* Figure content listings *
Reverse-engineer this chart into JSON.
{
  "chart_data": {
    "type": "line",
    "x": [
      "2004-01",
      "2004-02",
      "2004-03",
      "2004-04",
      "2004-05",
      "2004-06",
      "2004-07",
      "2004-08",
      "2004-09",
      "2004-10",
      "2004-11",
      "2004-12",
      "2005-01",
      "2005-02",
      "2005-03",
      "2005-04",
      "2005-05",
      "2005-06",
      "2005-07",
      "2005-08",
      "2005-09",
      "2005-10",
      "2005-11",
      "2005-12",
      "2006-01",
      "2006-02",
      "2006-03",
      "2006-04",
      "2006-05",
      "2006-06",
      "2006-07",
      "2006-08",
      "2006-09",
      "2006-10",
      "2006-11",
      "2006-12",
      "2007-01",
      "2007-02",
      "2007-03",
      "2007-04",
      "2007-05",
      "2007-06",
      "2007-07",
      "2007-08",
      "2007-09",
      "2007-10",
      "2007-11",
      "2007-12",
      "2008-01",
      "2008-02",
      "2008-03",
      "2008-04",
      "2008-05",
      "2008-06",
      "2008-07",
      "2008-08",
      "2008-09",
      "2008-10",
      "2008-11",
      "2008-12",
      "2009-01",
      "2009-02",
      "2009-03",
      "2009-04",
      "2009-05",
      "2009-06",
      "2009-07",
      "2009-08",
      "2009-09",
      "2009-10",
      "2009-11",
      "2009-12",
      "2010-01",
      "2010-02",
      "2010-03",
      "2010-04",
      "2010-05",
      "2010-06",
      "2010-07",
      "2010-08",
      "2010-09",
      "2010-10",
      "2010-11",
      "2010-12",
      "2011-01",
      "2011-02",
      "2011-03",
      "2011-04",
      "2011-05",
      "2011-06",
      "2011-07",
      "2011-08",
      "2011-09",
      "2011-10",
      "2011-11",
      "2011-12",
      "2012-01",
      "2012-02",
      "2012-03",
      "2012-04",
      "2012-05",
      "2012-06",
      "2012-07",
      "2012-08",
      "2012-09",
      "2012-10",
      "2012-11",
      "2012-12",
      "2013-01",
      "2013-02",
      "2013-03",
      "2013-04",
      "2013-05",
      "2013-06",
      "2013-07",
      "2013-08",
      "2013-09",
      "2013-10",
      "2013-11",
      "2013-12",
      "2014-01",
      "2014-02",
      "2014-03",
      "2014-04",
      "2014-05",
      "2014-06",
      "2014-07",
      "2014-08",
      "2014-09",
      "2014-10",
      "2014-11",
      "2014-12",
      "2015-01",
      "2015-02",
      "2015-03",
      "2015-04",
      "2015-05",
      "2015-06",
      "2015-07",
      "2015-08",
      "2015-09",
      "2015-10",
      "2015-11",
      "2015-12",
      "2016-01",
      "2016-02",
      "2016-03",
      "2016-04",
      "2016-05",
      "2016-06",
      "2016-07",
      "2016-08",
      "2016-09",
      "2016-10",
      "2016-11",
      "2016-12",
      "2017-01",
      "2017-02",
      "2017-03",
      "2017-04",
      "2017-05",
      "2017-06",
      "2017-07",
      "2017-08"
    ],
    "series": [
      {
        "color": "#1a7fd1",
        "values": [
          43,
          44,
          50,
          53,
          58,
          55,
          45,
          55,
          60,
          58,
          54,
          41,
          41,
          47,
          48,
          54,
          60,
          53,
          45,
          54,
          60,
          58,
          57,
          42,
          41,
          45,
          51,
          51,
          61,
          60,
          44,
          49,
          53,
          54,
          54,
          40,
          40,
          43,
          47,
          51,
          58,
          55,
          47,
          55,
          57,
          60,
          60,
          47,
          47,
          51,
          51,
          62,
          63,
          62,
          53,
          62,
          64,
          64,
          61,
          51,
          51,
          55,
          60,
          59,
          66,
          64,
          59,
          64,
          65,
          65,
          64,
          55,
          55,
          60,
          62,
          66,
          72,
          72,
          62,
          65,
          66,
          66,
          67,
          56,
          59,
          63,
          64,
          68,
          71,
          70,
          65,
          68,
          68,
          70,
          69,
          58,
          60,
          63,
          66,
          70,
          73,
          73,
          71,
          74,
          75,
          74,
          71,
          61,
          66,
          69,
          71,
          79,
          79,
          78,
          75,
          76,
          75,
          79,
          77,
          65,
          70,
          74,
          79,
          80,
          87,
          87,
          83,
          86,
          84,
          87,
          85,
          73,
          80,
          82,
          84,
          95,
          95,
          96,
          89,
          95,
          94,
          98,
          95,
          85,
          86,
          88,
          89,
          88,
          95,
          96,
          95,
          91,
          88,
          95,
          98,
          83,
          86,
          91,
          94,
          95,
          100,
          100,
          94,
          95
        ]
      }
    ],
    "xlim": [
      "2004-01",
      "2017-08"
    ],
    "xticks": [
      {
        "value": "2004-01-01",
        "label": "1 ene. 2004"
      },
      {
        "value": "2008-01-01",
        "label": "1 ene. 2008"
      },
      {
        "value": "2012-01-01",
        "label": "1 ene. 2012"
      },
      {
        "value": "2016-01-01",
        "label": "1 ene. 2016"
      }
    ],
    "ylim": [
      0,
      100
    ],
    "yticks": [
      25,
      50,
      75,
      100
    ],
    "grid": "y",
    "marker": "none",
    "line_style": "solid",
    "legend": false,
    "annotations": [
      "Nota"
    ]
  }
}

* What to work on *
Copy out every line in the listing where the word "label" appears.

* Worked solution *
        "label": "1 ene. 2004"
        "label": "1 ene. 2008"
        "label": "1 ene. 2012"
        "label": "1 ene. 2016"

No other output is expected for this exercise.